Problem requirements -
Scan the records for the string "Transport"; copy each line where it occurs.

-- start --

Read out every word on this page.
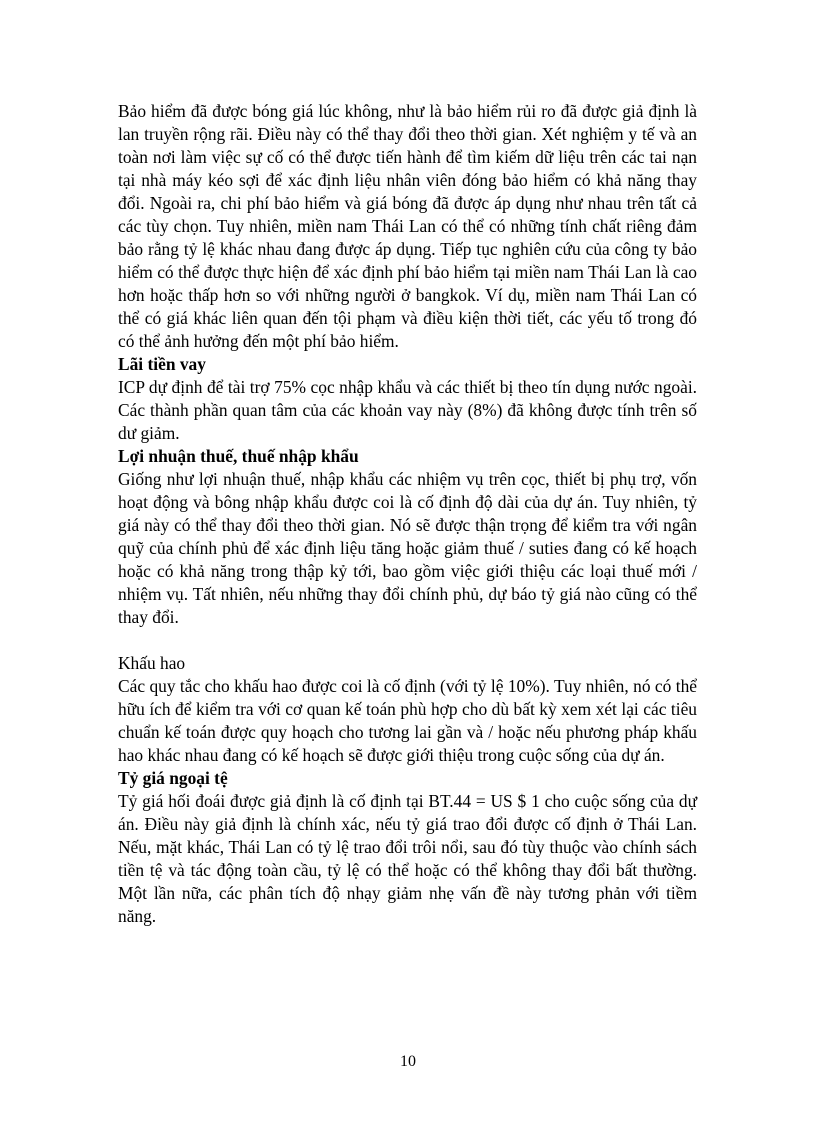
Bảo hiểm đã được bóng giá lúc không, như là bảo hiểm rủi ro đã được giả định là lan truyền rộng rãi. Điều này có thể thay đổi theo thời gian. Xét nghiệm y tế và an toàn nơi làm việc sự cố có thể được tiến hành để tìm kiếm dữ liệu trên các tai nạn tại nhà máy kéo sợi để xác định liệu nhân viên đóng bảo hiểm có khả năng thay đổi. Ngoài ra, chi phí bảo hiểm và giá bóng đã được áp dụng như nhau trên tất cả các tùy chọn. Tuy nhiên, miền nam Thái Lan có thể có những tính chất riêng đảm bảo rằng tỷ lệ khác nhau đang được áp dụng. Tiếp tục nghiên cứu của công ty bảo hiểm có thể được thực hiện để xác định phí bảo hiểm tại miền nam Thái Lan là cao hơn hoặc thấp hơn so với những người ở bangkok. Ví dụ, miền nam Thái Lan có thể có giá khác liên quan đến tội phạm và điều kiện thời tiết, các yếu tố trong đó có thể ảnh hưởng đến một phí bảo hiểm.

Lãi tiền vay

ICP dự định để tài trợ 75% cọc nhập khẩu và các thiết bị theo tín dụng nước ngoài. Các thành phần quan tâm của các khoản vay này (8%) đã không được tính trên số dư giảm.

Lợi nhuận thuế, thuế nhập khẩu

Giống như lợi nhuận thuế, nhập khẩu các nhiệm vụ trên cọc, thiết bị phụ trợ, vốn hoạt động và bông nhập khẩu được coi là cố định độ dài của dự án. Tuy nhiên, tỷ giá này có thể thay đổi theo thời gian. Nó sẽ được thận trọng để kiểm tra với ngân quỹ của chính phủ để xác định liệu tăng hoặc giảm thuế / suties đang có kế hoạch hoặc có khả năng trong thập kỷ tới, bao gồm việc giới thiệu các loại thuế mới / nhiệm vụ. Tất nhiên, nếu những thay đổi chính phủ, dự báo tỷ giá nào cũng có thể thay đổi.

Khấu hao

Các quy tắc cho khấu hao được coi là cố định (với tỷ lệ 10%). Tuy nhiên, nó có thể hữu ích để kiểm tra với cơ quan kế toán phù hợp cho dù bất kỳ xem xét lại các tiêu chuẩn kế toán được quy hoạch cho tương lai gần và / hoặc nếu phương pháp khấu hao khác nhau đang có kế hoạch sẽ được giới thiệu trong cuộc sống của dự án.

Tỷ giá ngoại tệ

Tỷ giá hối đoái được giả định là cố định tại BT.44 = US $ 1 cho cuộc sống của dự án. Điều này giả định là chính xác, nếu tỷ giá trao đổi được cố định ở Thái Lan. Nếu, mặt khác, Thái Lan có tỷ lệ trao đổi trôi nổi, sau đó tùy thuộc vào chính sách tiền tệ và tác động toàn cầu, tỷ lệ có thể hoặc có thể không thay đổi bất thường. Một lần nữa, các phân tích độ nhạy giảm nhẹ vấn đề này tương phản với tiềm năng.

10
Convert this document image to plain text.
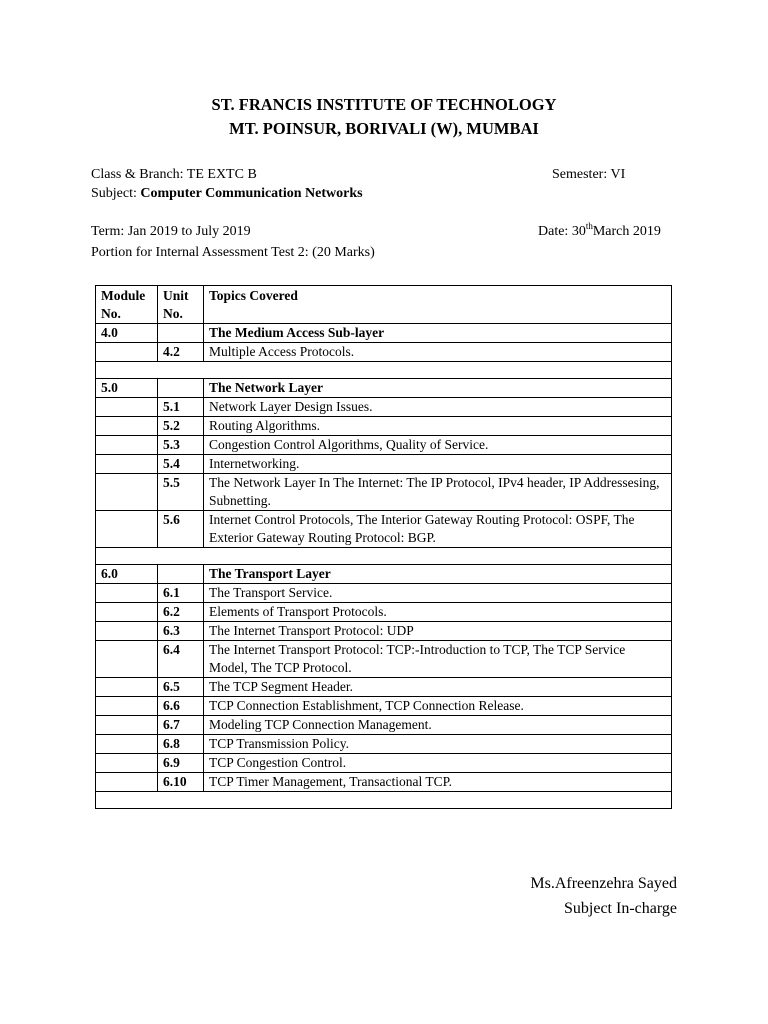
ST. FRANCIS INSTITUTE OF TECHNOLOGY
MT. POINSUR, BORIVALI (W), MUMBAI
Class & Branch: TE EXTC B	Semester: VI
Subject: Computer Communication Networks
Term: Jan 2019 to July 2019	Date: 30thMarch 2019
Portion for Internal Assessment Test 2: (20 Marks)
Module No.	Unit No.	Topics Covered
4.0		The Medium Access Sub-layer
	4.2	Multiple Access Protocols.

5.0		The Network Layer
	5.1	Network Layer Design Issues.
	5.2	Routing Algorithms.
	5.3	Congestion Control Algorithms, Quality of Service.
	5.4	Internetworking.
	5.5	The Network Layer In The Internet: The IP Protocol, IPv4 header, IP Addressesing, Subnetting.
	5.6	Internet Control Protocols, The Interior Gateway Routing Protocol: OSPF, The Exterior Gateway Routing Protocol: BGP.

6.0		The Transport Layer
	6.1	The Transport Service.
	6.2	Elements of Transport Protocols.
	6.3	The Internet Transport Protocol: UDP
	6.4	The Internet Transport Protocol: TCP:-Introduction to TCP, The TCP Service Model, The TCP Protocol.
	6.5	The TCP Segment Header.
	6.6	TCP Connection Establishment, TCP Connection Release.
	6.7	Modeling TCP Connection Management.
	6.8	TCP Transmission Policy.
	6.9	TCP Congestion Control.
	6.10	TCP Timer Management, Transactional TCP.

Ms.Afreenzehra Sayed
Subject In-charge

-- end --

The completed task -
6.0		The Transport Layer
	6.1	The Transport Service.
	6.2	Elements of Transport Protocols.
	6.3	The Internet Transport Protocol: UDP
	6.4	The Internet Transport Protocol: TCP:-Introduction to TCP, The TCP Service Model, The TCP Protocol.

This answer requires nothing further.